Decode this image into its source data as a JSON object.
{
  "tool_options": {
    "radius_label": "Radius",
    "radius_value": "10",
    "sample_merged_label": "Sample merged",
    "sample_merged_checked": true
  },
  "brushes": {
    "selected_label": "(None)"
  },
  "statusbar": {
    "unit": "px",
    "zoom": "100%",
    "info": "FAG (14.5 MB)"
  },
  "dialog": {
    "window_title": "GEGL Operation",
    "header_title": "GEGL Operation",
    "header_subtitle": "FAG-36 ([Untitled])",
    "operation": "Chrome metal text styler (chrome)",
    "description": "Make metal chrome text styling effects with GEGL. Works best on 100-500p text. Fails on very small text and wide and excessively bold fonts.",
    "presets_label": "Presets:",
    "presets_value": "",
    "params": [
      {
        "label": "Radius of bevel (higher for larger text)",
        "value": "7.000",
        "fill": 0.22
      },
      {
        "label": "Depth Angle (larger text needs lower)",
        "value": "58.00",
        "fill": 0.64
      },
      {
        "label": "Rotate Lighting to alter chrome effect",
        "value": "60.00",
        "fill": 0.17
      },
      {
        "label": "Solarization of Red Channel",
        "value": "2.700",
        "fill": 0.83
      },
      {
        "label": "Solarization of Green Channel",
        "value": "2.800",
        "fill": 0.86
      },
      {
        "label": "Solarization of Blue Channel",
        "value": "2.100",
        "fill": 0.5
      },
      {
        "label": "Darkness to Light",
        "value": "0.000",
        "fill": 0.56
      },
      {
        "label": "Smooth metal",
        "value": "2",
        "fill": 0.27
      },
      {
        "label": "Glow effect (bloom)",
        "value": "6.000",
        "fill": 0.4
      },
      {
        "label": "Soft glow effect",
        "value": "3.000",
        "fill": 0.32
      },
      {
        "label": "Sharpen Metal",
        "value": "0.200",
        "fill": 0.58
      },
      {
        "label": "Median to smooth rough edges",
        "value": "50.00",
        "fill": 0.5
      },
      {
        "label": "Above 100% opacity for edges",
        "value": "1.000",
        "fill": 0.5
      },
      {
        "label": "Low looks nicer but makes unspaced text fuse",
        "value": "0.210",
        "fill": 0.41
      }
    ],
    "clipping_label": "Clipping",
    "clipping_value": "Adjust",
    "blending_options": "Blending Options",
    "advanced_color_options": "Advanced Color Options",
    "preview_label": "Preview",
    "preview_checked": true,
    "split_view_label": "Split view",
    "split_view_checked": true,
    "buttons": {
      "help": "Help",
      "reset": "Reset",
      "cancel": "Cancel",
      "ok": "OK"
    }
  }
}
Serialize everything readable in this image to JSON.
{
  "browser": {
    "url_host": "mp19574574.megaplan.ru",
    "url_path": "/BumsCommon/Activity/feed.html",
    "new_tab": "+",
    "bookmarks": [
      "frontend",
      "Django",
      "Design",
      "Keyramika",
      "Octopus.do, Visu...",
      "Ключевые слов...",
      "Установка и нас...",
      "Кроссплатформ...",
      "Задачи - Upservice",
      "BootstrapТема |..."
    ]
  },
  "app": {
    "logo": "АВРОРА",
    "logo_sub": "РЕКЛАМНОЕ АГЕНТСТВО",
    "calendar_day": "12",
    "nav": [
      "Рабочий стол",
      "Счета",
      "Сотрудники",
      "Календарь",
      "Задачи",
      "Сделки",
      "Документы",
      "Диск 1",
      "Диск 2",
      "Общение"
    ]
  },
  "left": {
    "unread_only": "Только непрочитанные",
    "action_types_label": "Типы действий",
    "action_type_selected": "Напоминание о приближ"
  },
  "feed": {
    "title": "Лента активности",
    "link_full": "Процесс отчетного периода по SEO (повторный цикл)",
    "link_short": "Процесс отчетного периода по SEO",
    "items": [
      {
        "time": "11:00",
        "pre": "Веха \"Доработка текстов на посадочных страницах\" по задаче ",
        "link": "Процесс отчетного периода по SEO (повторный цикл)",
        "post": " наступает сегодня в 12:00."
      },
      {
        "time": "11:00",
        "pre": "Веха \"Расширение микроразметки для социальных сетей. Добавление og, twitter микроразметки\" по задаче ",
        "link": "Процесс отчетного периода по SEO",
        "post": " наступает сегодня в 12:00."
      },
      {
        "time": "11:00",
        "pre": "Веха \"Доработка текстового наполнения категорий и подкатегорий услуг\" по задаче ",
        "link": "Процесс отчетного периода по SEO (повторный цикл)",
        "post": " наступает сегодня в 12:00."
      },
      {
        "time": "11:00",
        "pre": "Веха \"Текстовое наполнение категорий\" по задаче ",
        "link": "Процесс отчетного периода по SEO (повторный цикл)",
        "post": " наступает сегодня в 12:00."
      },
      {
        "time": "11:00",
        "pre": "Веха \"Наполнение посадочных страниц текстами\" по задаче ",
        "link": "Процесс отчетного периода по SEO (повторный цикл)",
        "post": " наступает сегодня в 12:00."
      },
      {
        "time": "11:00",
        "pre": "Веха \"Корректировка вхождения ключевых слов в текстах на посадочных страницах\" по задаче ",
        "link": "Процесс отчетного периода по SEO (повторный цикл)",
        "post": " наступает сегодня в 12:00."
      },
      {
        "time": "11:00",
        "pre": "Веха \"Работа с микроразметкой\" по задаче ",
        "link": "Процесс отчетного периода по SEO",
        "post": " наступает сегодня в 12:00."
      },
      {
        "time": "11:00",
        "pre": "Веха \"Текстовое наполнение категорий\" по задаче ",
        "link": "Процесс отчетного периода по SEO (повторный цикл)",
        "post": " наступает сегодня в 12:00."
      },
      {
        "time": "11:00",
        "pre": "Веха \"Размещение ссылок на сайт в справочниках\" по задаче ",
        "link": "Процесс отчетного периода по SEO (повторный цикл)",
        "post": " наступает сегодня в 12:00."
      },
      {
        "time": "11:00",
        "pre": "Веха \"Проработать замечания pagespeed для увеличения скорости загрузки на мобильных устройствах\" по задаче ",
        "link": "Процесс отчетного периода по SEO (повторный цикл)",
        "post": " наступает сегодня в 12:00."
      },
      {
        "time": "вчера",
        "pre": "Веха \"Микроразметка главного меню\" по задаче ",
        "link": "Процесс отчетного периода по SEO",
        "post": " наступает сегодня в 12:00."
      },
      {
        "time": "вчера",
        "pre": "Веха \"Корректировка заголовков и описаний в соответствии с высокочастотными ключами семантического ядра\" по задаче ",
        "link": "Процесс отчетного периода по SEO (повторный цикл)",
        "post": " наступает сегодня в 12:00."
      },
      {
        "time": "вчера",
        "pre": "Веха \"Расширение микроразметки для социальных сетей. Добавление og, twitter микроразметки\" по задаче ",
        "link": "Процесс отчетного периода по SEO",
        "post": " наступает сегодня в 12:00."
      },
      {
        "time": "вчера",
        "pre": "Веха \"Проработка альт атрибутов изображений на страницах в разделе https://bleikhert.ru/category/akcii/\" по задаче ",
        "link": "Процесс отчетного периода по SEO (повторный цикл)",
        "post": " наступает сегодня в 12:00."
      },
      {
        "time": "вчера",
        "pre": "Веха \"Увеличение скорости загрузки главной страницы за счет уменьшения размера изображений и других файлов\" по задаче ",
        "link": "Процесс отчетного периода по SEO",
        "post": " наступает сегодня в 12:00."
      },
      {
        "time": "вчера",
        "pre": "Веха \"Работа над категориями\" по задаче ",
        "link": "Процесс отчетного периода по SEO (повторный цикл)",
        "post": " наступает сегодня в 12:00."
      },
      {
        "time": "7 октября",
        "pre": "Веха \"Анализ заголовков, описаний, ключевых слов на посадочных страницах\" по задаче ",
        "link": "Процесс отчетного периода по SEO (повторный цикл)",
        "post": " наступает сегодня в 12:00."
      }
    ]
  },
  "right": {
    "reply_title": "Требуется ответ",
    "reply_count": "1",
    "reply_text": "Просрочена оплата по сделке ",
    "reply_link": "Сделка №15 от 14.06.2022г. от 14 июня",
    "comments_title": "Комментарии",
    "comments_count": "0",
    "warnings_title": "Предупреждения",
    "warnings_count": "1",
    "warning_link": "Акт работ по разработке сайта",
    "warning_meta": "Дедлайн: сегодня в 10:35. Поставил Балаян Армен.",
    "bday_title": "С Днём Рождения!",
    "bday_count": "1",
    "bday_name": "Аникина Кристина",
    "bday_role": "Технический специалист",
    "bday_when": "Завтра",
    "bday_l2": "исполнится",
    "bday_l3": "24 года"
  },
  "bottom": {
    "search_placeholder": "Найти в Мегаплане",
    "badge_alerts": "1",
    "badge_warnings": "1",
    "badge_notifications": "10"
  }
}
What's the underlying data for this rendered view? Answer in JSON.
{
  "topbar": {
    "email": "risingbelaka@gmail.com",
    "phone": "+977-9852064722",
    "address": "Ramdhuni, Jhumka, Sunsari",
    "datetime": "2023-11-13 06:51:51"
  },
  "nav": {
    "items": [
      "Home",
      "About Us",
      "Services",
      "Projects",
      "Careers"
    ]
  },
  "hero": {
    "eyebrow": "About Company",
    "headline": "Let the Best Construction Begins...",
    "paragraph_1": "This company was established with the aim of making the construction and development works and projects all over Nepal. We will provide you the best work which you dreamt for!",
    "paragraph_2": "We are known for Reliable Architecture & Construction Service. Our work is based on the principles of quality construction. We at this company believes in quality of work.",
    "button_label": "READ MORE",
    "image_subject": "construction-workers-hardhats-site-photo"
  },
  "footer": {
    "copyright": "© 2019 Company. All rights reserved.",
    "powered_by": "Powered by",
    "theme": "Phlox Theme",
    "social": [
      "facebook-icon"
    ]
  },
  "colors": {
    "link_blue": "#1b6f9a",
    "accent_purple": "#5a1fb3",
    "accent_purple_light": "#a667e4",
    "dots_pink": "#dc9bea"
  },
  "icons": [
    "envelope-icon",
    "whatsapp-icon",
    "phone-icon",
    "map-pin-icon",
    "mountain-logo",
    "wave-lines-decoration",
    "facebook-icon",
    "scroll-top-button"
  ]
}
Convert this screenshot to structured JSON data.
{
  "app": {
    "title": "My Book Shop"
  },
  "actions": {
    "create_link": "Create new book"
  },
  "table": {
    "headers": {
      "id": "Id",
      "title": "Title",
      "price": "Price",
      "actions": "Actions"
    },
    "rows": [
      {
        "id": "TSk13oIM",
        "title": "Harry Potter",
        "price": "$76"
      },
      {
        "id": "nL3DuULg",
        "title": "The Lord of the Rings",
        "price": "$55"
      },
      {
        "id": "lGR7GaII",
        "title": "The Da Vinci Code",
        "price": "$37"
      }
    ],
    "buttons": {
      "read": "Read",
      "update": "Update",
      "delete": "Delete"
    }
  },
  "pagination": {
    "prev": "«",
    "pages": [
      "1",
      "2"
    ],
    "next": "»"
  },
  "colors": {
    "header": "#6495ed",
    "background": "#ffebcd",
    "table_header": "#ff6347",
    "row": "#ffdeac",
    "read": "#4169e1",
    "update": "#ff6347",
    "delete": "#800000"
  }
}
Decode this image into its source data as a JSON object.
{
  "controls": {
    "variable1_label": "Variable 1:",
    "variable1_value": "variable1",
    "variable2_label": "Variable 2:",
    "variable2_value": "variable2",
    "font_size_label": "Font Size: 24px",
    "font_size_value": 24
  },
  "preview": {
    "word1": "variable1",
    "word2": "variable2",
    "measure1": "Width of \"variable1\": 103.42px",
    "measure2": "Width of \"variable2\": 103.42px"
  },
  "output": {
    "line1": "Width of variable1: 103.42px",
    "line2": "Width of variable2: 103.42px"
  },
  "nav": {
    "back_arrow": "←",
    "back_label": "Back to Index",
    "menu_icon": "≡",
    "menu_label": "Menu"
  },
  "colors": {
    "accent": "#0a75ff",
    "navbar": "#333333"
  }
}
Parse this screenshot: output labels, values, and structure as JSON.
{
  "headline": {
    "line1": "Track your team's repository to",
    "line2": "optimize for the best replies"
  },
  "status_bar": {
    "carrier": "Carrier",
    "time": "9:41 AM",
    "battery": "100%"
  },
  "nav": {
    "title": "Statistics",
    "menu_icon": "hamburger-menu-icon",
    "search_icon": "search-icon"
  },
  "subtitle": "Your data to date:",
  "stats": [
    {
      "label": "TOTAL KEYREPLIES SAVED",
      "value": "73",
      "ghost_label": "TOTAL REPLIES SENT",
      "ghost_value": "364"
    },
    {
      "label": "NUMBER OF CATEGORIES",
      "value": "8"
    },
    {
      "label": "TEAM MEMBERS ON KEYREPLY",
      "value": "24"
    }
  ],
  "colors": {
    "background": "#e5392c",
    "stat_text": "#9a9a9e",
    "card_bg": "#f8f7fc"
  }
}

☆ ☆ ☆ ☆

### Work instructions
In the records above, locate every line with the string "screenshot" and copy it.

### Reply
Convert this screenshot to structured JSON data.
Parse this screenshot: output labels, values, and structure as JSON.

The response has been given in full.